The commissioner shall approve or disapprove a program plan in writing within thirty days of its receipt and promptly communicate the decision to the employer. A decision disapproving the plan shall clearly identify the reasons for the disapproval. The disapproval is final, but the employer shall be allowed to submit another program plan for approval not earlier than fifteen days from the date of the disapproval.
§21A-12-6. Effective date and duration of the program plan.
(a) A program plan is effective on the date that is mutually agreed upon by the employer and the commissioner, which shall be specified in the notice of approval to the employer.
(b) The plan shall expire on the date specified in the notice of approval, which shall be either the date at the end of the twelfth full calendar month after its effective date or an earlier date mutually agreed upon by the employer and the commissioner. However, if a program plan is revoked by the commissioner under section seven of this article, the plan shall terminate on the date specified in the commissioner's written order of revocation.
(c) An employer may terminate a program plan at any time upon written notice to the commissioner. Upon receipt of the notice from the employer, the commissioner shall notify each member of the affected unit at least ten days prior to the termination date.
(d) An employer may submit a new application to participate in another program plan at any time after the expiration or termination date.
§21A-12-7. Revocation of approval.
(a) The commissioner may revoke approval of a program plan for good cause at any time, including upon the request of any of the affected unit's employees. The revocation order shall be in writing and shall specify the reasons for the revocation and the date the revocation is effective.
(b) The commissioner may periodically review the operation of each employer’s program plan to assure that no good cause exists for revocation of the approval of the plan.
(c) Good cause includes, but is not limited to, failure to comply with the assurances given in the plan, unreasonable revision of productivity standards for the affected unit, conduct or occurrences tending to defeat the intent and effective operation of the plan and violation of any criteria on which approval of the plan was based.
§21A-12-8. Modification of an approved program plan.

★ ★ ★ ★ ★

Jobs:
1. Print everything in the program plan provisions from "(a) A program" down to "the termination date.".
2. Answer the following from the program plan provisions:
(a) Within how many days of receiving a program plan must the commissioner approve or disapprove it?
(b) After a disapproval, how soon may the employer submit another program plan?
(c) When an employer terminates a program plan, at least how many days before the termination date must the commissioner notify each member of the affected unit?
3. Extend the program plan provisions with the next portion, picking up right after the final line shown.

[Saved data entries]

★ ★ ★ ★ ★

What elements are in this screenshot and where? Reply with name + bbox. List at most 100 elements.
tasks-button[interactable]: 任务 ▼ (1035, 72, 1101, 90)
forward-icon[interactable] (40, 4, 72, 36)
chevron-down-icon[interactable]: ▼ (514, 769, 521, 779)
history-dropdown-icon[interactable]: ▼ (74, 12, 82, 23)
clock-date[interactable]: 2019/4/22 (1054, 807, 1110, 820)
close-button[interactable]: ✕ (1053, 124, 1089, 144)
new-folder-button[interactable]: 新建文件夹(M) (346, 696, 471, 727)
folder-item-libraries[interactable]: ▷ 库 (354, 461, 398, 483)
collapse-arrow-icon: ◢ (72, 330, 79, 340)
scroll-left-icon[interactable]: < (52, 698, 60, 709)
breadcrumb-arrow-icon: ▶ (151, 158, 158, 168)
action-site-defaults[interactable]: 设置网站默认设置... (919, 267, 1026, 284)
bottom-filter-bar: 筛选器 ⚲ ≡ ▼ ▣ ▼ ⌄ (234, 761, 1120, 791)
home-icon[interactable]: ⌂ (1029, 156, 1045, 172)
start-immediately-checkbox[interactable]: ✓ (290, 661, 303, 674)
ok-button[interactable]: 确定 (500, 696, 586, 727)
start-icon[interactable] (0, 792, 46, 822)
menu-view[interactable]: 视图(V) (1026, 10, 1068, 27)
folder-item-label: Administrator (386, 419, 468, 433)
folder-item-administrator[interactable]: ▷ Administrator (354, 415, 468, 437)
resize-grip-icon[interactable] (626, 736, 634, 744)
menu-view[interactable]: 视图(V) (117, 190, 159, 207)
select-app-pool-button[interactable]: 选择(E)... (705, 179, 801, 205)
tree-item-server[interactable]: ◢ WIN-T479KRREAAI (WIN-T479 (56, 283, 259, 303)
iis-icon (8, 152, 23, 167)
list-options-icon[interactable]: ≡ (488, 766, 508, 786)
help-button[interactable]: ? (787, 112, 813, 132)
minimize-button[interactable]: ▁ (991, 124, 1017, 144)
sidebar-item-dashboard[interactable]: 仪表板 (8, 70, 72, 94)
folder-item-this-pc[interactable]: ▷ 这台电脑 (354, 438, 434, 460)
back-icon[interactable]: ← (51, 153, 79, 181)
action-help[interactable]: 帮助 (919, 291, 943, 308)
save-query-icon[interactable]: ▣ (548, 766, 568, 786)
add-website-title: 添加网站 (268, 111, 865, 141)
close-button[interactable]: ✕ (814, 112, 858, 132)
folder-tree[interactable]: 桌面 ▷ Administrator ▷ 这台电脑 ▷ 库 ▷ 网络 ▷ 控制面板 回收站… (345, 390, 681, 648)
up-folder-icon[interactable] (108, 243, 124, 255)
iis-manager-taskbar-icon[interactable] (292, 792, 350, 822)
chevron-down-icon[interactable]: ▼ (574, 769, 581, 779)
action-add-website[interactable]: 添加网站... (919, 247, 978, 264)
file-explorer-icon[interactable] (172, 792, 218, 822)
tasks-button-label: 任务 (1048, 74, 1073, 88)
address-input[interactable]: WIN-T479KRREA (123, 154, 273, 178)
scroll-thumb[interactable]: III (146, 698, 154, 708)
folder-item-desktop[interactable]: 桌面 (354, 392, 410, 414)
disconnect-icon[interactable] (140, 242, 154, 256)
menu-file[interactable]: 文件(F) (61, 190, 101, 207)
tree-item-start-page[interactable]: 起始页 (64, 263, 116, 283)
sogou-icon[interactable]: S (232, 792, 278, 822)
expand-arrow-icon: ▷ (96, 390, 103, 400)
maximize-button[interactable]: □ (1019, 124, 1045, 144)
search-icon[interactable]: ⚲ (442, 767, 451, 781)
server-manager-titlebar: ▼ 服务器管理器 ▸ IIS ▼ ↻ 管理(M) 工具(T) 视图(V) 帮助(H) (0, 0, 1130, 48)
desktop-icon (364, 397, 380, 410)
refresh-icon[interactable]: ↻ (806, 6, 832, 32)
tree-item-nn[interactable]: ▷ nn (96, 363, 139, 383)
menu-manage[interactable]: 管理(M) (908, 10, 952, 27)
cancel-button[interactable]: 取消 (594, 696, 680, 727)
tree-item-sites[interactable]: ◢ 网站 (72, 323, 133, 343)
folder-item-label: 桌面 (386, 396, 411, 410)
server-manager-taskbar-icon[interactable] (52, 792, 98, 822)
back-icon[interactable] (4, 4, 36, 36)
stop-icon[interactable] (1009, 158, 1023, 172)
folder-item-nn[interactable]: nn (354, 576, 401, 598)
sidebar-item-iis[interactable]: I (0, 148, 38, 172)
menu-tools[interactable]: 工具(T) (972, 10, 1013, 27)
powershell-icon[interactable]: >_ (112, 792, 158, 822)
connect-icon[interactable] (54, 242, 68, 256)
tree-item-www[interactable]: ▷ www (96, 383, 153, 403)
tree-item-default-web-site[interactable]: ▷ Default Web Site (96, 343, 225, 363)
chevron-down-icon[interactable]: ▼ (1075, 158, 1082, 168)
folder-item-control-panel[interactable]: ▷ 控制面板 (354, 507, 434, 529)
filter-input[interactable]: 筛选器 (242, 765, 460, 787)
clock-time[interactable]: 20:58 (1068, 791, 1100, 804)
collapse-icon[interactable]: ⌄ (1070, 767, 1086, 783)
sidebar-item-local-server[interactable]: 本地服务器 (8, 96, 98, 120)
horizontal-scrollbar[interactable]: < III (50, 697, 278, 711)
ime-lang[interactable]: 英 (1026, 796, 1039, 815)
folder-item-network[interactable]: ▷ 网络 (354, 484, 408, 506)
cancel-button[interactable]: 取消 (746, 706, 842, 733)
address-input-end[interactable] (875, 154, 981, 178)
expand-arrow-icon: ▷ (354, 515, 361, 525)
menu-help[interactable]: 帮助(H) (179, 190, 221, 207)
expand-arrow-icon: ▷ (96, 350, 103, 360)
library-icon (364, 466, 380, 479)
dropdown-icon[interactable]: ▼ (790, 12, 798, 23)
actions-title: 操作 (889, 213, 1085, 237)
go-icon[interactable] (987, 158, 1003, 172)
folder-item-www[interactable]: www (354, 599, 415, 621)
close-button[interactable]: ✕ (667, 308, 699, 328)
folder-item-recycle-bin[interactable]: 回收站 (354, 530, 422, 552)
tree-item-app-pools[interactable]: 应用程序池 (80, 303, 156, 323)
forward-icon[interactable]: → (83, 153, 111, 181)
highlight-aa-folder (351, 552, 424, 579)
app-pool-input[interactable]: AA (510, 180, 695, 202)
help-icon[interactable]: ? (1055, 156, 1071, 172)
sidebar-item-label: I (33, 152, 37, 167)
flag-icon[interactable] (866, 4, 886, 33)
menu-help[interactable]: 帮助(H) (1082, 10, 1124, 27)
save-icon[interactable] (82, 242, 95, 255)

★ ★ ★ ★ ★

Expected responses:
1.
(a) A program plan is effective on the date that is mutually agreed upon by the employer and the commissioner, which shall be specified in the notice of approval to the employer.
(b) The plan shall expire on the date specified in the notice of approval, which shall be either the date at the end of the twelfth full calendar month after its effective date or an earlier date mutually agreed upon by the employer and the commissioner. However, if a program plan is revoked by the commissioner under section seven of this article, the plan shall terminate on the date specified in the commissioner's written order of revocation.
(c) An employer may terminate a program plan at any time upon written notice to the commissioner. Upon receipt of the notice from the employer, the commissioner shall notify each member of the affected unit at least ten days prior to the termination date.

2.
(a) Within thirty days of its receipt.
(b) Not earlier than fifteen days from the date of the disapproval.
(c) At least ten days.

3.
(a) An employer may request a modification of an approved plan by filing a written request to the commissioner.
(b) The request shall identify the specific provisions proposed to be modified and provide an explanation of why the proposed modification is appropriate for the program plan.
(c) The commissioner shall approve or disapprove the proposed modification in writing within ten working days of receipt and promptly communicate the decision to the employer.
(d) The commissioner may approve a request for modification of the plan based on conditions that have changed since the plan was approved provided that the modification is consistent with and supports the purposes for which the plan was initially approved.
(e) A modification does not extend the expiration date of the original plan. The commissioner must promptly notify the employer whether the plan modification has been approved and, if approved, the effective date of the modification.
(f) An employer is not required to request approval of a plan modification from the commissioner if the change is not substantial, but the employer must report every change to the plan to the commissioner promptly and in writing. The commissioner may terminate an employer’s plan if the employer fails to meet this reporting requirement.
(g) If the commissioner determines that the reported change is substantial, the commissioner shall require the employer to request a modification to the plan.
§21A-12-9. Eligibility for program benefits.
An individual is eligible to receive program benefits with respect to any week only if the individual is monetarily eligible for unemployment insurance, not otherwise disqualified for unemployment insurance, and:
(1) During the week, the individual is employed as a member of an affected unit under an approved program plan, which was approved prior to that week, and the plan is in effect with respect to the week for which program benefits are claimed;
(2) Notwithstanding any other provisions of this chapter relating to availability for work and actively seeking work, the individual is available for the individual’s usual hours of work with the program employer, which may include, for purposes of this section, participating in training to enhance job skills that is approved by the commissioner such as employer-sponsored training or training funded under the Workforce Investment Act of 1998; and
(3) Notwithstanding any other provision of law, an individual covered by an approved program plan is considered unemployed in any week during the duration of the plan if the individual’s remuneration as an employee in an affected unit is reduced based a reduction of the individual’s usual weekly hours of work under an approved program plan.
(a) An individual’s program benefit amount is the product of the regular weekly unemployment insurance amount for a week of total unemployment multiplied by the percentage of reduction in the individual's usual weekly hours of work.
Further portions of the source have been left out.